Structured figure records:
BEGIN

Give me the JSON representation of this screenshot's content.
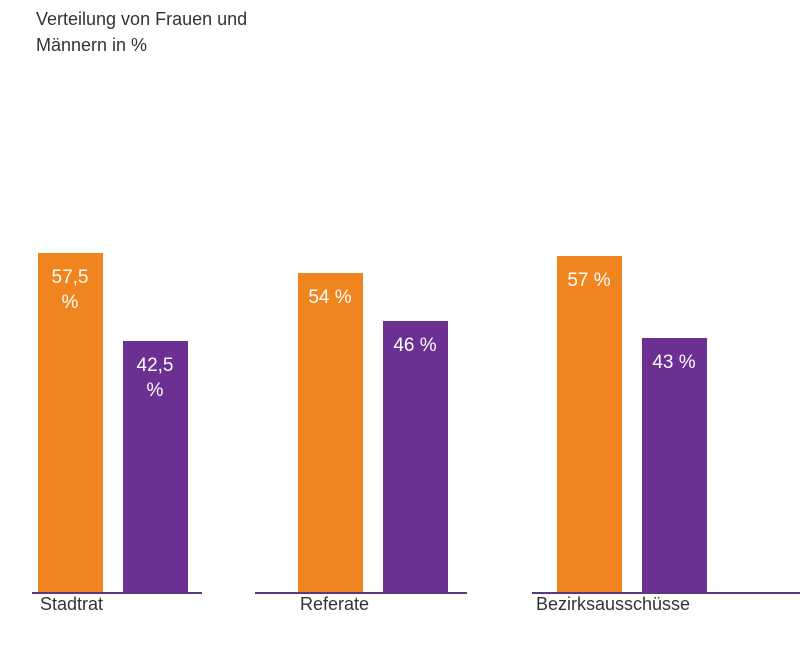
{
  "chart_data": {
    "type": "bar",
    "title": "Verteilung von Frauen und Männern in %",
    "categories": [
      "Stadtrat",
      "Referate",
      "Bezirksausschüsse"
    ],
    "series": [
      {
        "color": "#f0841e",
        "values": [
          57.5,
          54,
          57
        ],
        "value_labels": [
          "57,5 %",
          "54 %",
          "57 %"
        ]
      },
      {
        "color": "#6b3092",
        "values": [
          42.5,
          46,
          43
        ],
        "value_labels": [
          "42,5 %",
          "46 %",
          "43 %"
        ]
      }
    ]
  }
}
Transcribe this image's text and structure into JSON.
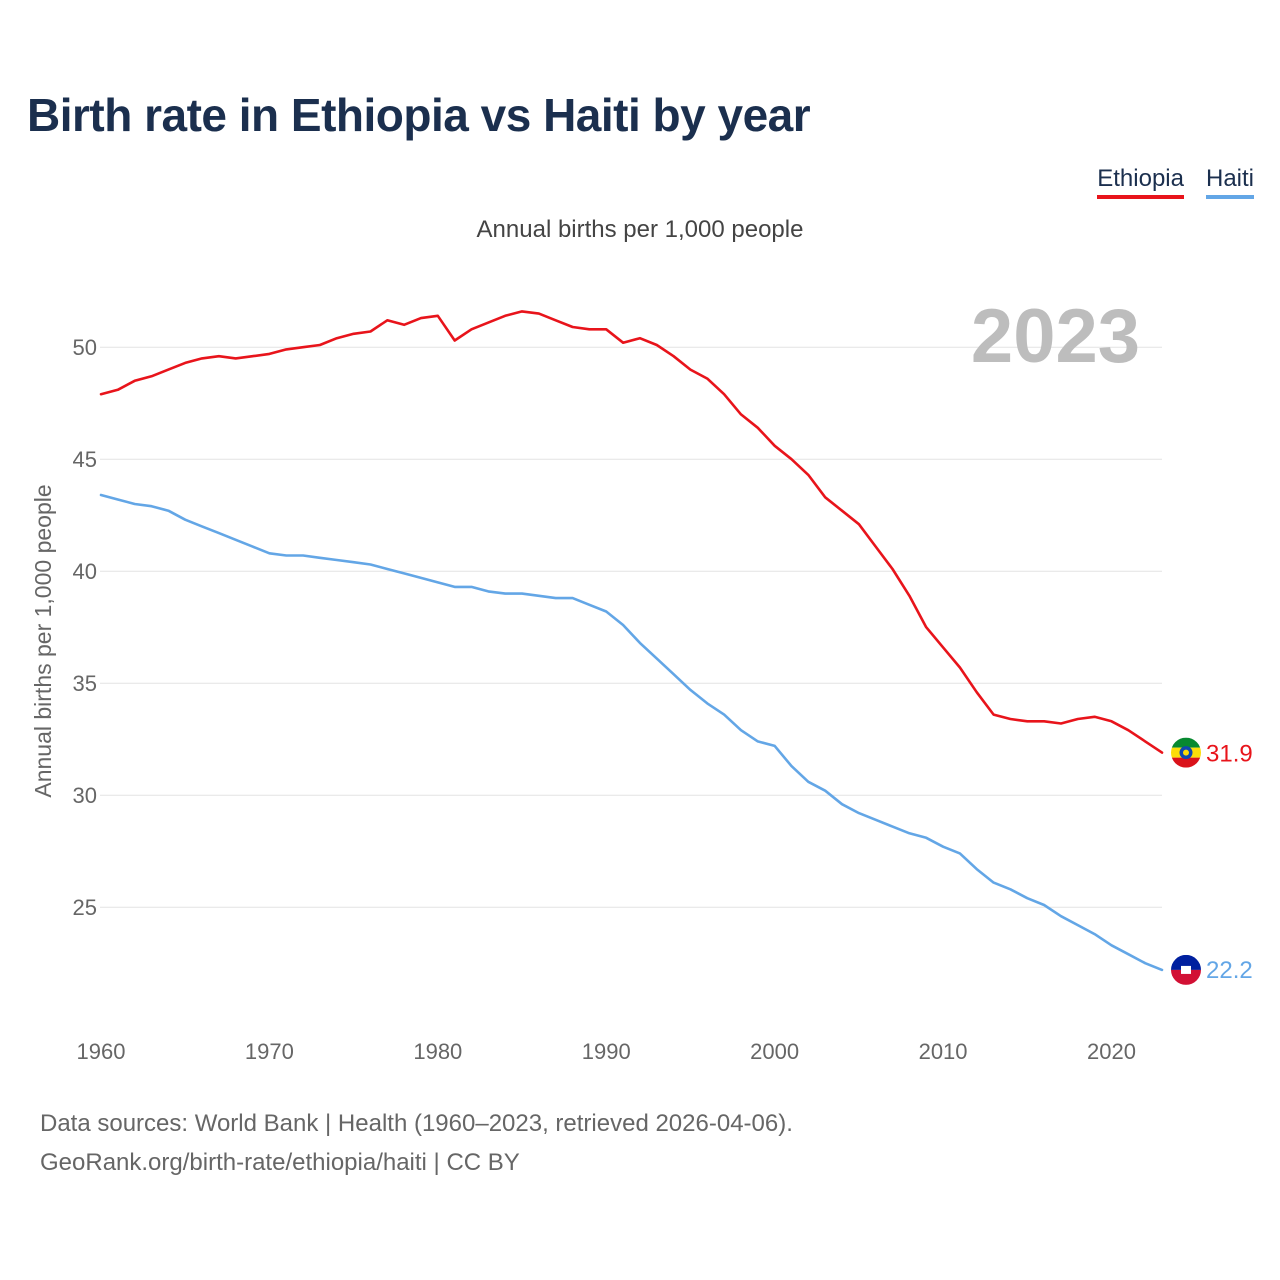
{
  "title": "Birth rate in Ethiopia vs Haiti by year",
  "subtitle": "Annual births per 1,000 people",
  "year_watermark": "2023",
  "footer": {
    "line1": "Data sources: World Bank | Health (1960–2023, retrieved 2026-04-06).",
    "line2": "GeoRank.org/birth-rate/ethiopia/haiti | CC BY"
  },
  "chart_data": {
    "type": "line",
    "title": "Birth rate in Ethiopia vs Haiti by year",
    "ylabel": "Annual births per 1,000 people",
    "xlabel": "",
    "xlim": [
      1960,
      2023
    ],
    "ylim": [
      20.5,
      53
    ],
    "x_ticks": [
      1960,
      1970,
      1980,
      1990,
      2000,
      2010,
      2020
    ],
    "y_ticks": [
      25,
      30,
      35,
      40,
      45,
      50
    ],
    "grid": true,
    "legend": "top-right",
    "x": [
      1960,
      1961,
      1962,
      1963,
      1964,
      1965,
      1966,
      1967,
      1968,
      1969,
      1970,
      1971,
      1972,
      1973,
      1974,
      1975,
      1976,
      1977,
      1978,
      1979,
      1980,
      1981,
      1982,
      1983,
      1984,
      1985,
      1986,
      1987,
      1988,
      1989,
      1990,
      1991,
      1992,
      1993,
      1994,
      1995,
      1996,
      1997,
      1998,
      1999,
      2000,
      2001,
      2002,
      2003,
      2004,
      2005,
      2006,
      2007,
      2008,
      2009,
      2010,
      2011,
      2012,
      2013,
      2014,
      2015,
      2016,
      2017,
      2018,
      2019,
      2020,
      2021,
      2022,
      2023
    ],
    "series": [
      {
        "name": "Ethiopia",
        "color": "#e8141b",
        "last_label": "31.9",
        "values": [
          47.9,
          48.1,
          48.5,
          48.7,
          49.0,
          49.3,
          49.5,
          49.6,
          49.5,
          49.6,
          49.7,
          49.9,
          50.0,
          50.1,
          50.4,
          50.6,
          50.7,
          51.2,
          51.0,
          51.3,
          51.4,
          50.3,
          50.8,
          51.1,
          51.4,
          51.6,
          51.5,
          51.2,
          50.9,
          50.8,
          50.8,
          50.2,
          50.4,
          50.1,
          49.6,
          49.0,
          48.6,
          47.9,
          47.0,
          46.4,
          45.6,
          45.0,
          44.3,
          43.3,
          42.7,
          42.1,
          41.1,
          40.1,
          38.9,
          37.5,
          36.6,
          35.7,
          34.6,
          33.6,
          33.4,
          33.3,
          33.3,
          33.2,
          33.4,
          33.5,
          33.3,
          32.9,
          32.4,
          31.9
        ]
      },
      {
        "name": "Haiti",
        "color": "#63a6e6",
        "last_label": "22.2",
        "values": [
          43.4,
          43.2,
          43.0,
          42.9,
          42.7,
          42.3,
          42.0,
          41.7,
          41.4,
          41.1,
          40.8,
          40.7,
          40.7,
          40.6,
          40.5,
          40.4,
          40.3,
          40.1,
          39.9,
          39.7,
          39.5,
          39.3,
          39.3,
          39.1,
          39.0,
          39.0,
          38.9,
          38.8,
          38.8,
          38.5,
          38.2,
          37.6,
          36.8,
          36.1,
          35.4,
          34.7,
          34.1,
          33.6,
          32.9,
          32.4,
          32.2,
          31.3,
          30.6,
          30.2,
          29.6,
          29.2,
          28.9,
          28.6,
          28.3,
          28.1,
          27.7,
          27.4,
          26.7,
          26.1,
          25.8,
          25.4,
          25.1,
          24.6,
          24.2,
          23.8,
          23.3,
          22.9,
          22.5,
          22.2
        ]
      }
    ]
  }
}
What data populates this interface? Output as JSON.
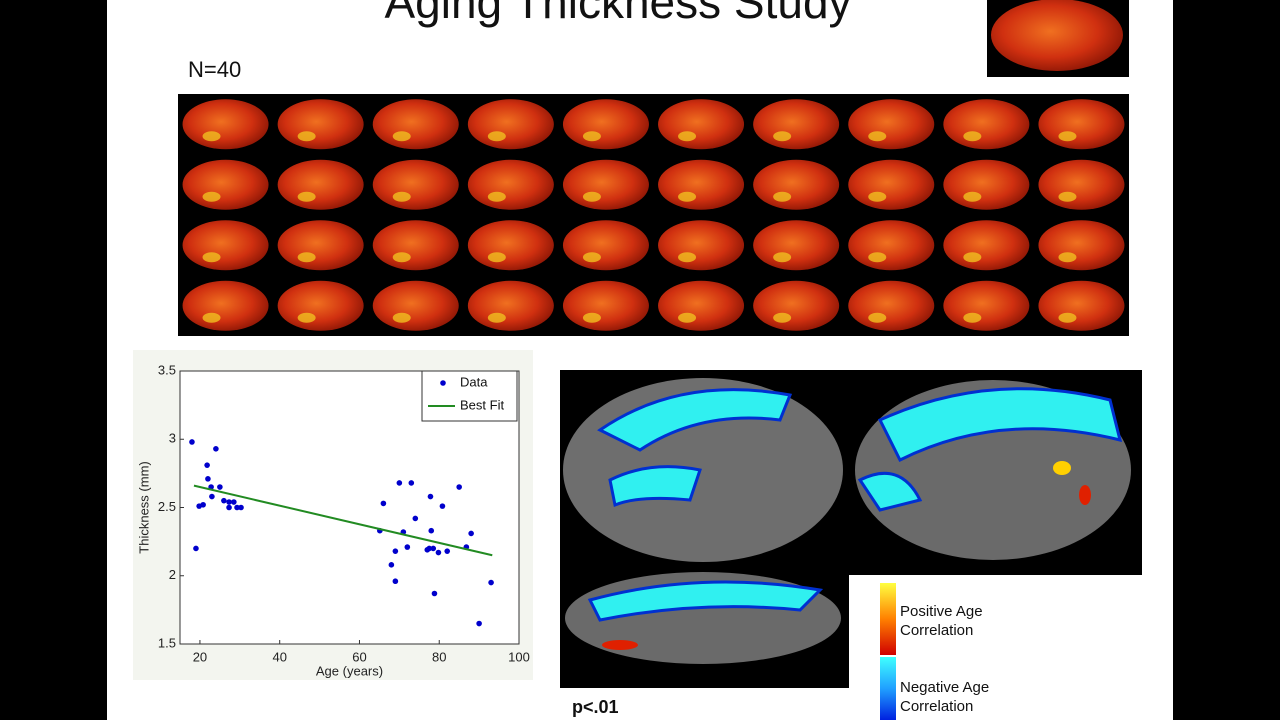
{
  "title": "Aging Thickness Study",
  "sample_size_label": "N=40",
  "significance": "p<.01",
  "colorbar_labels": [
    "Positive Age Correlation",
    "Negative Age Correlation"
  ],
  "chart_data": {
    "type": "scatter",
    "xlabel": "Age (years)",
    "ylabel": "Thickness (mm)",
    "xlim": [
      15,
      100
    ],
    "ylim": [
      1.5,
      3.5
    ],
    "xticks": [
      20,
      40,
      60,
      80,
      100
    ],
    "yticks": [
      1.5,
      2,
      2.5,
      3,
      3.5
    ],
    "legend": "northeast",
    "series": [
      {
        "name": "Data",
        "color": "#0000cc",
        "style": "markers",
        "x": [
          18,
          19,
          19.8,
          20.8,
          21.8,
          22,
          22.8,
          23,
          24,
          25,
          26,
          27.3,
          27.3,
          28.5,
          29.3,
          30.3,
          65.1,
          66,
          68,
          69,
          69,
          70,
          71,
          72,
          73,
          74,
          77,
          77.5,
          77.8,
          78,
          78.5,
          78.8,
          79.8,
          80.8,
          82,
          85,
          86.8,
          88,
          90,
          93
        ],
        "values": [
          2.98,
          2.2,
          2.51,
          2.52,
          2.81,
          2.71,
          2.65,
          2.58,
          2.93,
          2.65,
          2.55,
          2.54,
          2.5,
          2.54,
          2.5,
          2.5,
          2.33,
          2.53,
          2.08,
          2.18,
          1.96,
          2.68,
          2.32,
          2.21,
          2.68,
          2.42,
          2.19,
          2.2,
          2.58,
          2.33,
          2.2,
          1.87,
          2.17,
          2.51,
          2.18,
          2.65,
          2.21,
          2.31,
          1.65,
          1.95
        ]
      },
      {
        "name": "Best Fit",
        "color": "#228b22",
        "style": "line",
        "x": [
          18.5,
          93.3
        ],
        "values": [
          2.66,
          2.15
        ]
      }
    ]
  }
}
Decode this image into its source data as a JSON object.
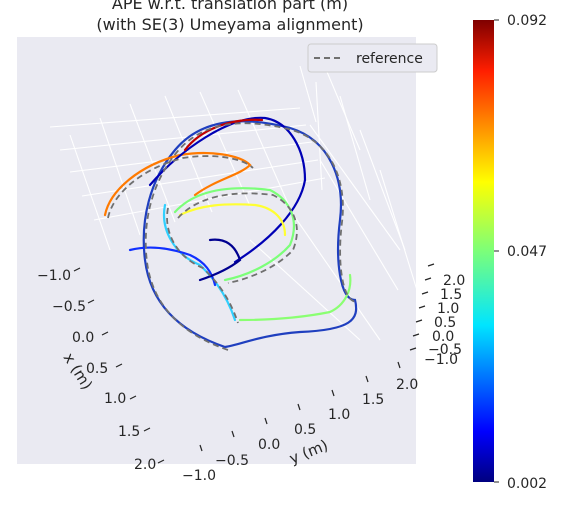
{
  "chart_data": {
    "type": "line",
    "title_line1": "APE w.r.t. translation part (m)",
    "title_line2": "(with SE(3) Umeyama alignment)",
    "projection": "3d",
    "xlabel": "x (m)",
    "ylabel": "y (m)",
    "zlabel": "",
    "x_ticks": [
      "−1.0",
      "−0.5",
      "0.0",
      "0.5",
      "1.0",
      "1.5",
      "2.0"
    ],
    "y_ticks": [
      "−1.0",
      "−0.5",
      "0.0",
      "0.5",
      "1.0",
      "1.5",
      "2.0"
    ],
    "z_ticks": [
      "−1.0",
      "−0.5",
      "0.0",
      "0.5",
      "1.0",
      "1.5",
      "2.0"
    ],
    "legend": {
      "entries": [
        "reference"
      ],
      "placement": "top-right"
    },
    "colorbar": {
      "colormap": "jet",
      "min": 0.002,
      "max": 0.092,
      "ticks": [
        "0.002",
        "0.047",
        "0.092"
      ]
    },
    "series": [
      {
        "name": "reference",
        "style": "dashed",
        "color": "#707070"
      },
      {
        "style": "colormapped",
        "colormap": "jet"
      }
    ],
    "grid": true,
    "background": "#e8e9f0"
  }
}
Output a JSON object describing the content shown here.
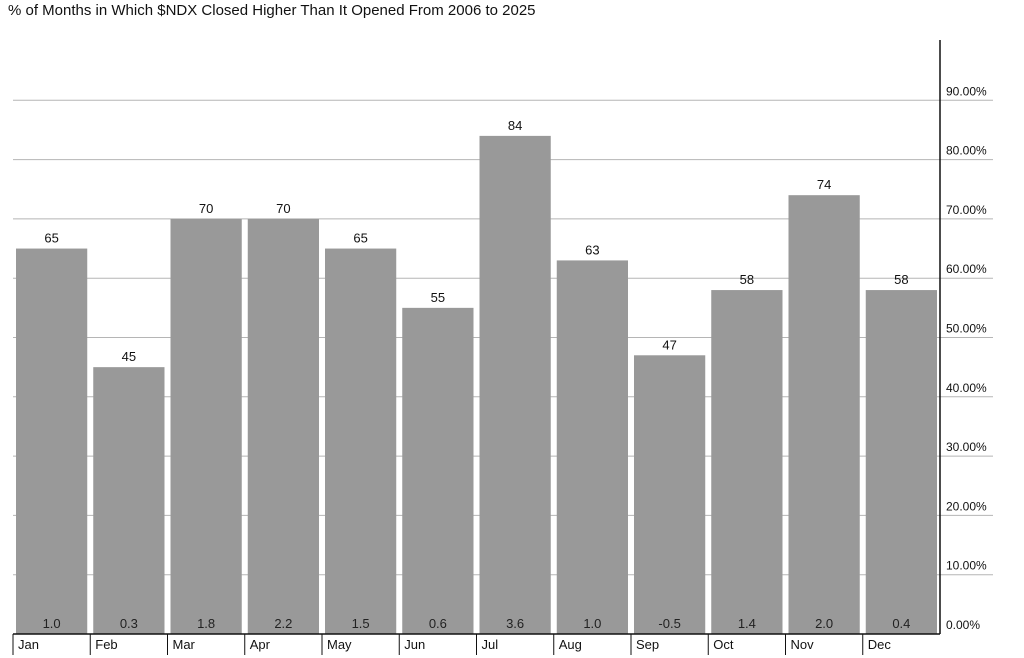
{
  "chart_data": {
    "type": "bar",
    "title": "% of Months in Which $NDX Closed Higher Than It Opened From 2006 to 2025",
    "categories": [
      "Jan",
      "Feb",
      "Mar",
      "Apr",
      "May",
      "Jun",
      "Jul",
      "Aug",
      "Sep",
      "Oct",
      "Nov",
      "Dec"
    ],
    "series": [
      {
        "values": [
          65,
          45,
          70,
          70,
          65,
          55,
          84,
          63,
          47,
          58,
          74,
          58
        ]
      }
    ],
    "bar_base_labels": [
      "1.0",
      "0.3",
      "1.8",
      "2.2",
      "1.5",
      "0.6",
      "3.6",
      "1.0",
      "-0.5",
      "1.4",
      "2.0",
      "0.4"
    ],
    "y_ticks": [
      0,
      10,
      20,
      30,
      40,
      50,
      60,
      70,
      80,
      90
    ],
    "y_tick_labels": [
      "0.00%",
      "10.00%",
      "20.00%",
      "30.00%",
      "40.00%",
      "50.00%",
      "60.00%",
      "70.00%",
      "80.00%",
      "90.00%"
    ],
    "ylim": [
      0,
      100
    ],
    "y_axis_side": "right",
    "grid": true,
    "legend": "none",
    "colors": {
      "bar": "#999999",
      "grid": "#b5b5b5",
      "axis": "#111111",
      "text": "#111111"
    }
  }
}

END

| WHAT THE TASK REQUIRES |
Where a line in the material contains "Annual", copy that line.

| OUTPUT OF THE TASK |
  "subtitle": "Annual births per 1,000 people",
    "ylabel": "Annual births per 1,000 people",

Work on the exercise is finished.